**Data entries:**
........
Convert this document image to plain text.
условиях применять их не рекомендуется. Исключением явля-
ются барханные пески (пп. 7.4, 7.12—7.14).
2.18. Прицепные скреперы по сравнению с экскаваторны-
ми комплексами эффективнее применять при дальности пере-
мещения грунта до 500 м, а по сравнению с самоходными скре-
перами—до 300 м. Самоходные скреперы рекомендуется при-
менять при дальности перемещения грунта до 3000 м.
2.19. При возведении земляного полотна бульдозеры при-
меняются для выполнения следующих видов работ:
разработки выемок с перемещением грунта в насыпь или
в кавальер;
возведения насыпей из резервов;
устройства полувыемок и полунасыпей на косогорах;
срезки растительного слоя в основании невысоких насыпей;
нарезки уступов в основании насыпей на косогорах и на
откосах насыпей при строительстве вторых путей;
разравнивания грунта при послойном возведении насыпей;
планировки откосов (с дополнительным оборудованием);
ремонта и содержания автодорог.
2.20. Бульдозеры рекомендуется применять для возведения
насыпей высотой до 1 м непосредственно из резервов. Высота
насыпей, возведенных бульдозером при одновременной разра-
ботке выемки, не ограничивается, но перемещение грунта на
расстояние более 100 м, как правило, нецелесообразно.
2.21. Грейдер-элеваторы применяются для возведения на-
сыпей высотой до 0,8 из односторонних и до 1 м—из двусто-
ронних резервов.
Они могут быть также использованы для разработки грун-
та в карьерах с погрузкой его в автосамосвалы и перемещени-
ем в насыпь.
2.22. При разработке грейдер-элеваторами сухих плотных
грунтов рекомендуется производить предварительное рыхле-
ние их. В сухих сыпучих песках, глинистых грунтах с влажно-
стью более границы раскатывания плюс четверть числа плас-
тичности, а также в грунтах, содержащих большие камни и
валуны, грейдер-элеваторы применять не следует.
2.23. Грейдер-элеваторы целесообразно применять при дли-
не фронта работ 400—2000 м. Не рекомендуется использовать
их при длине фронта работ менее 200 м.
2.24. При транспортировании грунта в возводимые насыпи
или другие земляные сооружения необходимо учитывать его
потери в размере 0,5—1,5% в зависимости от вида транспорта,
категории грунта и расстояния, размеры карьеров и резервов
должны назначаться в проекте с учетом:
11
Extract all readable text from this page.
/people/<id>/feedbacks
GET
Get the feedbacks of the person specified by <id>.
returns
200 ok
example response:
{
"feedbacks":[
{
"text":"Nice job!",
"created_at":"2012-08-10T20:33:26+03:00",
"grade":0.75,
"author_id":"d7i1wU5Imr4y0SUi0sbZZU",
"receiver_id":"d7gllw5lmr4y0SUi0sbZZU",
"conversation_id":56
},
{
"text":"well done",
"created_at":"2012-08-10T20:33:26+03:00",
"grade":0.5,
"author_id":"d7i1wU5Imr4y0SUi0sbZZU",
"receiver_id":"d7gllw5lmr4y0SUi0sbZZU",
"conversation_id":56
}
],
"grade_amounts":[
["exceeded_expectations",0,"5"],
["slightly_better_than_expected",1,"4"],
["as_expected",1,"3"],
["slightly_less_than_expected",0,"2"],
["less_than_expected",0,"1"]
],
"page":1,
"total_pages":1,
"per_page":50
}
........
**Challenge:**
Print the material above once more, exactly.

**Task output:**
Convert this document image to plain text.
условиях применять их не рекомендуется. Исключением явля-
ются барханные пески (пп. 7.4, 7.12—7.14).
2.18. Прицепные скреперы по сравнению с экскаваторны-
ми комплексами эффективнее применять при дальности пере-
мещения грунта до 500 м, а по сравнению с самоходными скре-
перами—до 300 м. Самоходные скреперы рекомендуется при-
менять при дальности перемещения грунта до 3000 м.
2.19. При возведении земляного полотна бульдозеры при-
меняются для выполнения следующих видов работ:
разработки выемок с перемещением грунта в насыпь или
в кавальер;
возведения насыпей из резервов;
устройства полувыемок и полунасыпей на косогорах;
срезки растительного слоя в основании невысоких насыпей;
нарезки уступов в основании насыпей на косогорах и на
откосах насыпей при строительстве вторых путей;
разравнивания грунта при послойном возведении насыпей;
планировки откосов (с дополнительным оборудованием);
ремонта и содержания автодорог.
2.20. Бульдозеры рекомендуется применять для возведения
насыпей высотой до 1 м непосредственно из резервов. Высота
насыпей, возведенных бульдозером при одновременной разра-
ботке выемки, не ограничивается, но перемещение грунта на
расстояние более 100 м, как правило, нецелесообразно.
2.21. Грейдер-элеваторы применяются для возведения на-
сыпей высотой до 0,8 из односторонних и до 1 м—из двусто-
ронних резервов.
Они могут быть также использованы для разработки грун-
та в карьерах с погрузкой его в автосамосвалы и перемещени-
ем в насыпь.
2.22. При разработке грейдер-элеваторами сухих плотных
грунтов рекомендуется производить предварительное рыхле-
ние их. В сухих сыпучих песках, глинистых грунтах с влажно-
стью более границы раскатывания плюс четверть числа плас-
тичности, а также в грунтах, содержащих большие камни и
валуны, грейдер-элеваторы применять не следует.
2.23. Грейдер-элеваторы целесообразно применять при дли-
не фронта работ 400—2000 м. Не рекомендуется использовать
их при длине фронта работ менее 200 м.
2.24. При транспортировании грунта в возводимые насыпи
или другие земляные сооружения необходимо учитывать его
потери в размере 0,5—1,5% в зависимости от вида транспорта,
категории грунта и расстояния, размеры карьеров и резервов
должны назначаться в проекте с учетом:
11
Extract all readable text from this page.
/people/<id>/feedbacks
GET
Get the feedbacks of the person specified by <id>.
returns
200 ok
example response:
{
"feedbacks":[
{
"text":"Nice job!",
"created_at":"2012-08-10T20:33:26+03:00",
"grade":0.75,
"author_id":"d7i1wU5Imr4y0SUi0sbZZU",
"receiver_id":"d7gllw5lmr4y0SUi0sbZZU",
"conversation_id":56
},
{
"text":"well done",
"created_at":"2012-08-10T20:33:26+03:00",
"grade":0.5,
"author_id":"d7i1wU5Imr4y0SUi0sbZZU",
"receiver_id":"d7gllw5lmr4y0SUi0sbZZU",
"conversation_id":56
}
],
"grade_amounts":[
["exceeded_expectations",0,"5"],
["slightly_better_than_expected",1,"4"],
["as_expected",1,"3"],
["slightly_less_than_expected",0,"2"],
["less_than_expected",0,"1"]
],
"page":1,
"total_pages":1,
"per_page":50
}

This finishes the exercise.